Estratto del documento |
- - - - -

Un ragazzino ha preferito
l’oblio allo sberleffo quotidiano, alla viltà asimmetrica che distorce le
passioni, le emozioni, gli affetti, annienta i sogni e le speranze di una vita
tutta da vivere nella ricerca di una identità vissuta per davvero, di un ruolo
definito, uno stare insieme armonioso e felice, dentro la propria diversità che
non è un delitto, né un reato o una offesa per nessuno.
Quell’adolescente sospeso a
mezz’aria come uno straccio sporco, al chiodo come un qualsiasi Cristo, non
suscita un moto di vergogna, un sussulto di dignità: un rimbalzo di ira per la
compassione messa al muro dalle giustificazioni inattendibili, dalle difese
improponibili, dalle attenuanti sempre prevalenti alle aggravanti.
Tanta ingiusta indifferenza
non scalza le responsabilità, le disattenzioni, il disamore di questa irrispettosa dipartita, poco importa se
ognuno afferma che il ragazzo non era gay,
non era quello il motivo per cui è andato a morire.
E’ incredibile come anche di
fronte alla morte di un giovanissimo c’è l’urto e il fastidio della negazione
alla negazione, come a dire che non può esistere una cosa del genere, che
qualcuno si dia la morte per sessualità diversa dal corpo che lo ospita, che
qualcuno muoia per solitudine imposta e costretta all’umiliazione sul banco
scolastico, in video on line, nella messaggistica istantanea, un marchio a fuoco per l’inaccettazione più
sconsiderata.

- - - - -

Materiale fornito |
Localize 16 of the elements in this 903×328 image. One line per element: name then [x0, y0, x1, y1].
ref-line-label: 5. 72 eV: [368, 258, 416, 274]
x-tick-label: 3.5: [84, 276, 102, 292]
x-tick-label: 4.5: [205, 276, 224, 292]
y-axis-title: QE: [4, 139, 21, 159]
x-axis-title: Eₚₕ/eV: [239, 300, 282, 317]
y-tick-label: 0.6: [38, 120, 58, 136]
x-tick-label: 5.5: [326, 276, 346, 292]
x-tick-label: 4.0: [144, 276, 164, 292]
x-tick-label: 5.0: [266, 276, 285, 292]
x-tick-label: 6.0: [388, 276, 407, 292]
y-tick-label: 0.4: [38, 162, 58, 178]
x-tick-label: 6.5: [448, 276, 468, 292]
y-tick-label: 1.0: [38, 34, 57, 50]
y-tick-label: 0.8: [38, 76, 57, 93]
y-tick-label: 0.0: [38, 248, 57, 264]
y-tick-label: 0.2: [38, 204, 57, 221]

- - - - -

Compito richiesto | Ripeti per favore, parola per parola, l'intero estratto sulla morte dell'adolescente. Per rispondere basati unicamente sull'estratto del documento.

La risposta |
Un ragazzino ha preferito
l’oblio allo sberleffo quotidiano, alla viltà asimmetrica che distorce le
passioni, le emozioni, gli affetti, annienta i sogni e le speranze di una vita
tutta da vivere nella ricerca di una identità vissuta per davvero, di un ruolo
definito, uno stare insieme armonioso e felice, dentro la propria diversità che
non è un delitto, né un reato o una offesa per nessuno.
Quell’adolescente sospeso a
mezz’aria come uno straccio sporco, al chiodo come un qualsiasi Cristo, non
suscita un moto di vergogna, un sussulto di dignità: un rimbalzo di ira per la
compassione messa al muro dalle giustificazioni inattendibili, dalle difese
improponibili, dalle attenuanti sempre prevalenti alle aggravanti.
Tanta ingiusta indifferenza
non scalza le responsabilità, le disattenzioni, il disamore di questa irrispettosa dipartita, poco importa se
ognuno afferma che il ragazzo non era gay,
non era quello il motivo per cui è andato a morire.
E’ incredibile come anche di
fronte alla morte di un giovanissimo c’è l’urto e il fastidio della negazione
alla negazione, come a dire che non può esistere una cosa del genere, che
qualcuno si dia la morte per sessualità diversa dal corpo che lo ospita, che
qualcuno muoia per solitudine imposta e costretta all’umiliazione sul banco
scolastico, in video on line, nella messaggistica istantanea, un marchio a fuoco per l’inaccettazione più
sconsiderata.